Copy each line exactly. Leave nothing out.

Dataset rows:
##############################
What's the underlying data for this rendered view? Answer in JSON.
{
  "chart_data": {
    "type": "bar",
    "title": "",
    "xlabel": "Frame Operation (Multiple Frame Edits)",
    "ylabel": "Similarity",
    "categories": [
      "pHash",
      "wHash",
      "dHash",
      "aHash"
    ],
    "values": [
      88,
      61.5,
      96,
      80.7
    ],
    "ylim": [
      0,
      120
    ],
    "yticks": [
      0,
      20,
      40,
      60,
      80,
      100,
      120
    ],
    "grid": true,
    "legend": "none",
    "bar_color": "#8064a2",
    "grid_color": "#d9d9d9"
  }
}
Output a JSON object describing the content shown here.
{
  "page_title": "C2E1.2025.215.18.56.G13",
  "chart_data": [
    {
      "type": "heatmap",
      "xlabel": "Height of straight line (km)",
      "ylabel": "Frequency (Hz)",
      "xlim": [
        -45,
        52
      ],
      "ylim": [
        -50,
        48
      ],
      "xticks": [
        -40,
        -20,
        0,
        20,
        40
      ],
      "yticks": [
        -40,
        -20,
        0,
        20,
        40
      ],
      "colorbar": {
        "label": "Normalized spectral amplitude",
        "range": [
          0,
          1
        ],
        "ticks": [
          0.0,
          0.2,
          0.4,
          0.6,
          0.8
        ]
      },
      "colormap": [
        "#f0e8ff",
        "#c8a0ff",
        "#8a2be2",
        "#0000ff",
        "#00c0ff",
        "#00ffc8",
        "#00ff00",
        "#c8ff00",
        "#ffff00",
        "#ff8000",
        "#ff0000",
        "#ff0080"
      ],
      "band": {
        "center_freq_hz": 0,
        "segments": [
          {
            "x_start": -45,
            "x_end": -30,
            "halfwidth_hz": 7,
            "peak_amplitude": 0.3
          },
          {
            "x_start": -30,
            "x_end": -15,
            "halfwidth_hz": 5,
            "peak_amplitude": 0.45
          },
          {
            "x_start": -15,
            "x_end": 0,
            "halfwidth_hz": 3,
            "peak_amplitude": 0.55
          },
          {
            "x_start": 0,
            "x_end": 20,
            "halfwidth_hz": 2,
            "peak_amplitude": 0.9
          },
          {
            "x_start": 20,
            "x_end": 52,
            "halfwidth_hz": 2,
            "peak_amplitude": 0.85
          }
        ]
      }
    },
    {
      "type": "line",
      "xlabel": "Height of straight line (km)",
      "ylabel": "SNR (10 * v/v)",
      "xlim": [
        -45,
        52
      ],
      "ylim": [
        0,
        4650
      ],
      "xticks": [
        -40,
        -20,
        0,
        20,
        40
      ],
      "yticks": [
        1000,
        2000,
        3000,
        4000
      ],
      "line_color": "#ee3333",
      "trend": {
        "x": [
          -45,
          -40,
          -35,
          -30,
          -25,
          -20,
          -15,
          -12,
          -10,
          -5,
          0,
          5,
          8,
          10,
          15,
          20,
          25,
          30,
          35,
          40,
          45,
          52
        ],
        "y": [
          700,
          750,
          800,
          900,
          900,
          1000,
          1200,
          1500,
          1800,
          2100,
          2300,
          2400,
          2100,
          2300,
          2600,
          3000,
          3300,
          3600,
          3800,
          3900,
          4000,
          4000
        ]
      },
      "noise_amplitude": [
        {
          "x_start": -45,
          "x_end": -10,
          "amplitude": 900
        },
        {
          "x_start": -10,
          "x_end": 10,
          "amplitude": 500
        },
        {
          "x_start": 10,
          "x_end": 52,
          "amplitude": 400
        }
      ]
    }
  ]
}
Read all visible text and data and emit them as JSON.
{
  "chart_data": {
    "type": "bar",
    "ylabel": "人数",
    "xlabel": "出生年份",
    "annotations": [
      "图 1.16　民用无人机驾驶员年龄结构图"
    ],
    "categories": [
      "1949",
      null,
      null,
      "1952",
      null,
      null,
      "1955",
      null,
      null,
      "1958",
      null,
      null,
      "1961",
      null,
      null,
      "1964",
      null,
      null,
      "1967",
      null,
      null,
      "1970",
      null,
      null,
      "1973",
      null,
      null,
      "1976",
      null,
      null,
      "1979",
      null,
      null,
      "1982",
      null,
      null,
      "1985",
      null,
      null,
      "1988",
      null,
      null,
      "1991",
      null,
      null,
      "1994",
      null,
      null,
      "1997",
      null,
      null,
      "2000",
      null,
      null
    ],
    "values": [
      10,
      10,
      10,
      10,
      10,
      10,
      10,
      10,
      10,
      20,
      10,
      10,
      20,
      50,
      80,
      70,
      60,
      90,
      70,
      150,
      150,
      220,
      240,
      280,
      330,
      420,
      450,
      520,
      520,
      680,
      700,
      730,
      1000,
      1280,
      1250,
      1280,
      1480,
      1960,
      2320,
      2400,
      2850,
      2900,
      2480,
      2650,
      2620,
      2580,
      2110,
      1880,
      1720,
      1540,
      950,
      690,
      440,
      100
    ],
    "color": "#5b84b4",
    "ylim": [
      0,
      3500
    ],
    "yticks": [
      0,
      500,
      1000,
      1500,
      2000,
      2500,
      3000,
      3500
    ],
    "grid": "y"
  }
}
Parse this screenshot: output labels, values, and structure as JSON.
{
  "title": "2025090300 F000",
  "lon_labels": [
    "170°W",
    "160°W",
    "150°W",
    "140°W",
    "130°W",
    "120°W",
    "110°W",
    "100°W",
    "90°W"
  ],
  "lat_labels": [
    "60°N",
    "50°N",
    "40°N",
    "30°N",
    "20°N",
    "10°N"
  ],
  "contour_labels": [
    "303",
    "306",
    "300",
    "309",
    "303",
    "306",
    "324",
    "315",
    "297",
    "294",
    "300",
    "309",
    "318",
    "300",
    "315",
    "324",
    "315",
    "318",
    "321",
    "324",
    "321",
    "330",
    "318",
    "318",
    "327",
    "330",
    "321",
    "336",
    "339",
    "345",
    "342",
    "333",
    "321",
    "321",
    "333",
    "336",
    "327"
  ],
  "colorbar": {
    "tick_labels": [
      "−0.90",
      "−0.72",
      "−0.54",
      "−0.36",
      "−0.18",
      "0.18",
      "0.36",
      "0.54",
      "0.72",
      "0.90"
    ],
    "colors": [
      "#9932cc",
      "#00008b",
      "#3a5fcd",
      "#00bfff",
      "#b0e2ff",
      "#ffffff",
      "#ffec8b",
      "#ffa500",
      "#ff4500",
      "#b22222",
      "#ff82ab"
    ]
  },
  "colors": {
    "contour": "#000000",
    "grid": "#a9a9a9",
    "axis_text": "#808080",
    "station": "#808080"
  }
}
##############################
#### [Expected answer]
What's the underlying data for this rendered view? Answer in JSON.
{
  "chart_data": {
    "type": "bar",
    "title": "",
    "xlabel": "Frame Operation (Multiple Frame Edits)",
    "ylabel": "Similarity",
    "categories": [
      "pHash",
      "wHash",
      "dHash",
      "aHash"
    ],
    "values": [
      88,
      61.5,
      96,
      80.7
    ],
    "ylim": [
      0,
      120
    ],
    "yticks": [
      0,
      20,
      40,
      60,
      80,
      100,
      120
    ],
    "grid": true,
    "legend": "none",
    "bar_color": "#8064a2",
    "grid_color": "#d9d9d9"
  }
}
Output a JSON object describing the content shown here.
{
  "page_title": "C2E1.2025.215.18.56.G13",
  "chart_data": [
    {
      "type": "heatmap",
      "xlabel": "Height of straight line (km)",
      "ylabel": "Frequency (Hz)",
      "xlim": [
        -45,
        52
      ],
      "ylim": [
        -50,
        48
      ],
      "xticks": [
        -40,
        -20,
        0,
        20,
        40
      ],
      "yticks": [
        -40,
        -20,
        0,
        20,
        40
      ],
      "colorbar": {
        "label": "Normalized spectral amplitude",
        "range": [
          0,
          1
        ],
        "ticks": [
          0.0,
          0.2,
          0.4,
          0.6,
          0.8
        ]
      },
      "colormap": [
        "#f0e8ff",
        "#c8a0ff",
        "#8a2be2",
        "#0000ff",
        "#00c0ff",
        "#00ffc8",
        "#00ff00",
        "#c8ff00",
        "#ffff00",
        "#ff8000",
        "#ff0000",
        "#ff0080"
      ],
      "band": {
        "center_freq_hz": 0,
        "segments": [
          {
            "x_start": -45,
            "x_end": -30,
            "halfwidth_hz": 7,
            "peak_amplitude": 0.3
          },
          {
            "x_start": -30,
            "x_end": -15,
            "halfwidth_hz": 5,
            "peak_amplitude": 0.45
          },
          {
            "x_start": -15,
            "x_end": 0,
            "halfwidth_hz": 3,
            "peak_amplitude": 0.55
          },
          {
            "x_start": 0,
            "x_end": 20,
            "halfwidth_hz": 2,
            "peak_amplitude": 0.9
          },
          {
            "x_start": 20,
            "x_end": 52,
            "halfwidth_hz": 2,
            "peak_amplitude": 0.85
          }
        ]
      }
    },
    {
      "type": "line",
      "xlabel": "Height of straight line (km)",
      "ylabel": "SNR (10 * v/v)",
      "xlim": [
        -45,
        52
      ],
      "ylim": [
        0,
        4650
      ],
      "xticks": [
        -40,
        -20,
        0,
        20,
        40
      ],
      "yticks": [
        1000,
        2000,
        3000,
        4000
      ],
      "line_color": "#ee3333",
      "trend": {
        "x": [
          -45,
          -40,
          -35,
          -30,
          -25,
          -20,
          -15,
          -12,
          -10,
          -5,
          0,
          5,
          8,
          10,
          15,
          20,
          25,
          30,
          35,
          40,
          45,
          52
        ],
        "y": [
          700,
          750,
          800,
          900,
          900,
          1000,
          1200,
          1500,
          1800,
          2100,
          2300,
          2400,
          2100,
          2300,
          2600,
          3000,
          3300,
          3600,
          3800,
          3900,
          4000,
          4000
        ]
      },
      "noise_amplitude": [
        {
          "x_start": -45,
          "x_end": -10,
          "amplitude": 900
        },
        {
          "x_start": -10,
          "x_end": 10,
          "amplitude": 500
        },
        {
          "x_start": 10,
          "x_end": 52,
          "amplitude": 400
        }
      ]
    }
  ]
}
Read all visible text and data and emit them as JSON.
{
  "chart_data": {
    "type": "bar",
    "ylabel": "人数",
    "xlabel": "出生年份",
    "annotations": [
      "图 1.16　民用无人机驾驶员年龄结构图"
    ],
    "categories": [
      "1949",
      null,
      null,
      "1952",
      null,
      null,
      "1955",
      null,
      null,
      "1958",
      null,
      null,
      "1961",
      null,
      null,
      "1964",
      null,
      null,
      "1967",
      null,
      null,
      "1970",
      null,
      null,
      "1973",
      null,
      null,
      "1976",
      null,
      null,
      "1979",
      null,
      null,
      "1982",
      null,
      null,
      "1985",
      null,
      null,
      "1988",
      null,
      null,
      "1991",
      null,
      null,
      "1994",
      null,
      null,
      "1997",
      null,
      null,
      "2000",
      null,
      null
    ],
    "values": [
      10,
      10,
      10,
      10,
      10,
      10,
      10,
      10,
      10,
      20,
      10,
      10,
      20,
      50,
      80,
      70,
      60,
      90,
      70,
      150,
      150,
      220,
      240,
      280,
      330,
      420,
      450,
      520,
      520,
      680,
      700,
      730,
      1000,
      1280,
      1250,
      1280,
      1480,
      1960,
      2320,
      2400,
      2850,
      2900,
      2480,
      2650,
      2620,
      2580,
      2110,
      1880,
      1720,
      1540,
      950,
      690,
      440,
      100
    ],
    "color": "#5b84b4",
    "ylim": [
      0,
      3500
    ],
    "yticks": [
      0,
      500,
      1000,
      1500,
      2000,
      2500,
      3000,
      3500
    ],
    "grid": "y"
  }
}
Parse this screenshot: output labels, values, and structure as JSON.
{
  "title": "2025090300 F000",
  "lon_labels": [
    "170°W",
    "160°W",
    "150°W",
    "140°W",
    "130°W",
    "120°W",
    "110°W",
    "100°W",
    "90°W"
  ],
  "lat_labels": [
    "60°N",
    "50°N",
    "40°N",
    "30°N",
    "20°N",
    "10°N"
  ],
  "contour_labels": [
    "303",
    "306",
    "300",
    "309",
    "303",
    "306",
    "324",
    "315",
    "297",
    "294",
    "300",
    "309",
    "318",
    "300",
    "315",
    "324",
    "315",
    "318",
    "321",
    "324",
    "321",
    "330",
    "318",
    "318",
    "327",
    "330",
    "321",
    "336",
    "339",
    "345",
    "342",
    "333",
    "321",
    "321",
    "333",
    "336",
    "327"
  ],
  "colorbar": {
    "tick_labels": [
      "−0.90",
      "−0.72",
      "−0.54",
      "−0.36",
      "−0.18",
      "0.18",
      "0.36",
      "0.54",
      "0.72",
      "0.90"
    ],
    "colors": [
      "#9932cc",
      "#00008b",
      "#3a5fcd",
      "#00bfff",
      "#b0e2ff",
      "#ffffff",
      "#ffec8b",
      "#ffa500",
      "#ff4500",
      "#b22222",
      "#ff82ab"
    ]
  },
  "colors": {
    "contour": "#000000",
    "grid": "#a9a9a9",
    "axis_text": "#808080",
    "station": "#808080"
  }
}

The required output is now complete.